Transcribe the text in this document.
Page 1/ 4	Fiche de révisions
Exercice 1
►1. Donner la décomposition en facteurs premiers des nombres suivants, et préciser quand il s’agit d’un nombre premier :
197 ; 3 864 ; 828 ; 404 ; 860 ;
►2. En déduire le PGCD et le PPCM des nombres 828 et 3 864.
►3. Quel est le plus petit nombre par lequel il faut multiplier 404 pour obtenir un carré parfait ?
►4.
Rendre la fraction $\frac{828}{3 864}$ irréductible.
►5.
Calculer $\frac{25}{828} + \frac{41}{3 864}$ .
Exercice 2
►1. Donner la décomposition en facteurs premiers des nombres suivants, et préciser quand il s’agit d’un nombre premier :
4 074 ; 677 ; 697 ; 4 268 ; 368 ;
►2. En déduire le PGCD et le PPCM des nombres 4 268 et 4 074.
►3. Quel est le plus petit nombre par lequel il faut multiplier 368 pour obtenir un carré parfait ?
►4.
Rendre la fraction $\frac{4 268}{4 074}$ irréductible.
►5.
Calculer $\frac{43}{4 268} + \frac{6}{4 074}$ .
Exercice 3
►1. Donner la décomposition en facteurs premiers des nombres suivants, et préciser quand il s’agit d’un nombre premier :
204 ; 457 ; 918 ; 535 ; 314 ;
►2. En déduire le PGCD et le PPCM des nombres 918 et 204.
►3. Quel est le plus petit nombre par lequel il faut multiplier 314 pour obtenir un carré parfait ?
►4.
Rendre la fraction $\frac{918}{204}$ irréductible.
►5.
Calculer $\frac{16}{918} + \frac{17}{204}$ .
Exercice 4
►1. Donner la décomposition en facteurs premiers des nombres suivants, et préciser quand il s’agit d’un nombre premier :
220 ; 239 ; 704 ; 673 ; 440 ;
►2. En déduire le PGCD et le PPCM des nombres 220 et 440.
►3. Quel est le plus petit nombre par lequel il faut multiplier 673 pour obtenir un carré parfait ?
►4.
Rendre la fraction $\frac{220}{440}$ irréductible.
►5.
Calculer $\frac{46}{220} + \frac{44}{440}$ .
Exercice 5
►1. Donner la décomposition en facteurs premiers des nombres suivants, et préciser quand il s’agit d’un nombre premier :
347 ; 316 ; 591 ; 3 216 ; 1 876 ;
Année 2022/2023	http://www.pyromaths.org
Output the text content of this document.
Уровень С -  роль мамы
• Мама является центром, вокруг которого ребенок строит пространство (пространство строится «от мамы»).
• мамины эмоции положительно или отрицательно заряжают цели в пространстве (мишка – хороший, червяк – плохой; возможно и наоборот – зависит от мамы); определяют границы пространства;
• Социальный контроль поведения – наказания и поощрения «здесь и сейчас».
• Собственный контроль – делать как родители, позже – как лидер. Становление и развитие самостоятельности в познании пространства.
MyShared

■ **Problem**
Quote every line from the line containing "Output the text content of this document." through the closing line of the listing, including both.

■ **Exercise solution**
Output the text content of this document.
Уровень С -  роль мамы
• Мама является центром, вокруг которого ребенок строит пространство (пространство строится «от мамы»).
• мамины эмоции положительно или отрицательно заряжают цели в пространстве (мишка – хороший, червяк – плохой; возможно и наоборот – зависит от мамы); определяют границы пространства;
• Социальный контроль поведения – наказания и поощрения «здесь и сейчас».
• Собственный контроль – делать как родители, позже – как лидер. Становление и развитие самостоятельности в познании пространства.
MyShared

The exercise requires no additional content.